Entries shown =>

Begin

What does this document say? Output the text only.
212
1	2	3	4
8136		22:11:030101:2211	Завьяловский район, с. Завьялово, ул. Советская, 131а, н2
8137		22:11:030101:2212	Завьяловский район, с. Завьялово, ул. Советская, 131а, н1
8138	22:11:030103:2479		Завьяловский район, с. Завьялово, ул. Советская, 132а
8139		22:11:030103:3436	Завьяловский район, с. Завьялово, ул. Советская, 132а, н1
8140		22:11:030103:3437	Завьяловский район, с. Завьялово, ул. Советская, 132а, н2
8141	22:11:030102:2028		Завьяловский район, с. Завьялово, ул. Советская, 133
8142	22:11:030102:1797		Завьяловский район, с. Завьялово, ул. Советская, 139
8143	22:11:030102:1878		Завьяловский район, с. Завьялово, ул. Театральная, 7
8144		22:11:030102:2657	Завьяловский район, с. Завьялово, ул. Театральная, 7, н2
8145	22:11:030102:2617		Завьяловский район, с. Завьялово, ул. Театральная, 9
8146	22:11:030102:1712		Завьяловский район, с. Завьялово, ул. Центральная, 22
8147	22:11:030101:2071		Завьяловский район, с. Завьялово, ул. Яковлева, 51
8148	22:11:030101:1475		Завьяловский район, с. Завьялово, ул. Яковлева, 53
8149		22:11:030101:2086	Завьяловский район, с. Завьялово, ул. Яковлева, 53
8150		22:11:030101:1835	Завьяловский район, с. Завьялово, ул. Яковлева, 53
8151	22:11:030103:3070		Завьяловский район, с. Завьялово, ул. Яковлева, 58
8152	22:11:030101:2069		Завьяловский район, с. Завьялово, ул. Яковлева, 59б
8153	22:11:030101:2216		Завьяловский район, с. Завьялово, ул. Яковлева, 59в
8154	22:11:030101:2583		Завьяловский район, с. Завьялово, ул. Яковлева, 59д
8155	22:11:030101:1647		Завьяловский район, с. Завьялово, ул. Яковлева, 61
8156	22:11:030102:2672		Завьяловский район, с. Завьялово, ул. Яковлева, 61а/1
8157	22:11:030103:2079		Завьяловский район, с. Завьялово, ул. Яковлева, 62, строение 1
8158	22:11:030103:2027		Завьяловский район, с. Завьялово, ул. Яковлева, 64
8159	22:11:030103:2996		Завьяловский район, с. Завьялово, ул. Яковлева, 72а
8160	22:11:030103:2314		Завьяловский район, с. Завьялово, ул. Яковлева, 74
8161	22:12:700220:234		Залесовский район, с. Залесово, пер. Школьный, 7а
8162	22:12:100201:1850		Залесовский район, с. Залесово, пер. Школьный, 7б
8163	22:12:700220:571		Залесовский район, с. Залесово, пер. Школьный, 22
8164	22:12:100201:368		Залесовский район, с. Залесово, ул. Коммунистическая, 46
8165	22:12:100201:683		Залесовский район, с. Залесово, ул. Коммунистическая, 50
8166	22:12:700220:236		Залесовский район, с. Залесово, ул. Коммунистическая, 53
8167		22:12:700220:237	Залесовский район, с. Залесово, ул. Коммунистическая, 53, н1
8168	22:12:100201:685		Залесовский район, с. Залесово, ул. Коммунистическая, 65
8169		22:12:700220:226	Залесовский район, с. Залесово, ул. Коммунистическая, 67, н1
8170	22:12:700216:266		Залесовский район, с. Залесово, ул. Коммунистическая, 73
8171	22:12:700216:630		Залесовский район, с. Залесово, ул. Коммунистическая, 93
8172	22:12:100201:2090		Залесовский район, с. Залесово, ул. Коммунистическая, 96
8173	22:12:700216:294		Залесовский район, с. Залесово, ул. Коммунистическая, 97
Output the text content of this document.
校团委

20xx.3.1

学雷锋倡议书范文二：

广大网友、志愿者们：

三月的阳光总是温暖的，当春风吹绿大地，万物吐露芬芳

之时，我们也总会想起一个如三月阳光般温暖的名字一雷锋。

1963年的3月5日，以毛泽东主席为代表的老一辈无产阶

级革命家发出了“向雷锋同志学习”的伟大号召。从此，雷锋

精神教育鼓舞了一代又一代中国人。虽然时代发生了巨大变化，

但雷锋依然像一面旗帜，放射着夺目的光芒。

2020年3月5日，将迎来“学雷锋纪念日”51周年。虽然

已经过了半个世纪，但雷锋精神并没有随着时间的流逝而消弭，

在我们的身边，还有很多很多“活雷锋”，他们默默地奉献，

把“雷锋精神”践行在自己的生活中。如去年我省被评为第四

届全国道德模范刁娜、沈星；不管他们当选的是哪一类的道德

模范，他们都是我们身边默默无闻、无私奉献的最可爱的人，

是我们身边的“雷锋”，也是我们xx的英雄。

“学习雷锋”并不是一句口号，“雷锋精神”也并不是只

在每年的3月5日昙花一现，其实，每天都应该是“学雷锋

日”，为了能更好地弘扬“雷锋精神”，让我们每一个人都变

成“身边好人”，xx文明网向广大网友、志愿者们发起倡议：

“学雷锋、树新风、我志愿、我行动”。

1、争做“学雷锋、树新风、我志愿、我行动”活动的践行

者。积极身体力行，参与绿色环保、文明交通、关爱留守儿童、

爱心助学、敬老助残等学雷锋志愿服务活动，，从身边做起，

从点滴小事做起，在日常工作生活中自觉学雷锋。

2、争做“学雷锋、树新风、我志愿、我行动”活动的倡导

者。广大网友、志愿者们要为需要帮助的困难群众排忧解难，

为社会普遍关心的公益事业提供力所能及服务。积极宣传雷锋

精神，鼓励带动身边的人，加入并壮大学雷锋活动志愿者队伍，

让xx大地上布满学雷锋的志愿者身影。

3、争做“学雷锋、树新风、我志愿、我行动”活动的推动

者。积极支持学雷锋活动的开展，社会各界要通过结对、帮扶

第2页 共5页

End

Aim of the task => Quote every line from the line containing "Output the text content of this document." through the closing line of the listing, including both.

Full solution =>
Output the text content of this document.
校团委

20xx.3.1

学雷锋倡议书范文二：

广大网友、志愿者们：

三月的阳光总是温暖的，当春风吹绿大地，万物吐露芬芳

之时，我们也总会想起一个如三月阳光般温暖的名字一雷锋。

1963年的3月5日，以毛泽东主席为代表的老一辈无产阶

级革命家发出了“向雷锋同志学习”的伟大号召。从此，雷锋

精神教育鼓舞了一代又一代中国人。虽然时代发生了巨大变化，

但雷锋依然像一面旗帜，放射着夺目的光芒。

2020年3月5日，将迎来“学雷锋纪念日”51周年。虽然

已经过了半个世纪，但雷锋精神并没有随着时间的流逝而消弭，

在我们的身边，还有很多很多“活雷锋”，他们默默地奉献，

把“雷锋精神”践行在自己的生活中。如去年我省被评为第四

届全国道德模范刁娜、沈星；不管他们当选的是哪一类的道德

模范，他们都是我们身边默默无闻、无私奉献的最可爱的人，

是我们身边的“雷锋”，也是我们xx的英雄。

“学习雷锋”并不是一句口号，“雷锋精神”也并不是只

在每年的3月5日昙花一现，其实，每天都应该是“学雷锋

日”，为了能更好地弘扬“雷锋精神”，让我们每一个人都变

成“身边好人”，xx文明网向广大网友、志愿者们发起倡议：

“学雷锋、树新风、我志愿、我行动”。

1、争做“学雷锋、树新风、我志愿、我行动”活动的践行

者。积极身体力行，参与绿色环保、文明交通、关爱留守儿童、

爱心助学、敬老助残等学雷锋志愿服务活动，，从身边做起，

从点滴小事做起，在日常工作生活中自觉学雷锋。

2、争做“学雷锋、树新风、我志愿、我行动”活动的倡导

者。广大网友、志愿者们要为需要帮助的困难群众排忧解难，

为社会普遍关心的公益事业提供力所能及服务。积极宣传雷锋

精神，鼓励带动身边的人，加入并壮大学雷锋活动志愿者队伍，

让xx大地上布满学雷锋的志愿者身影。

3、争做“学雷锋、树新风、我志愿、我行动”活动的推动

者。积极支持学雷锋活动的开展，社会各界要通过结对、帮扶

第2页 共5页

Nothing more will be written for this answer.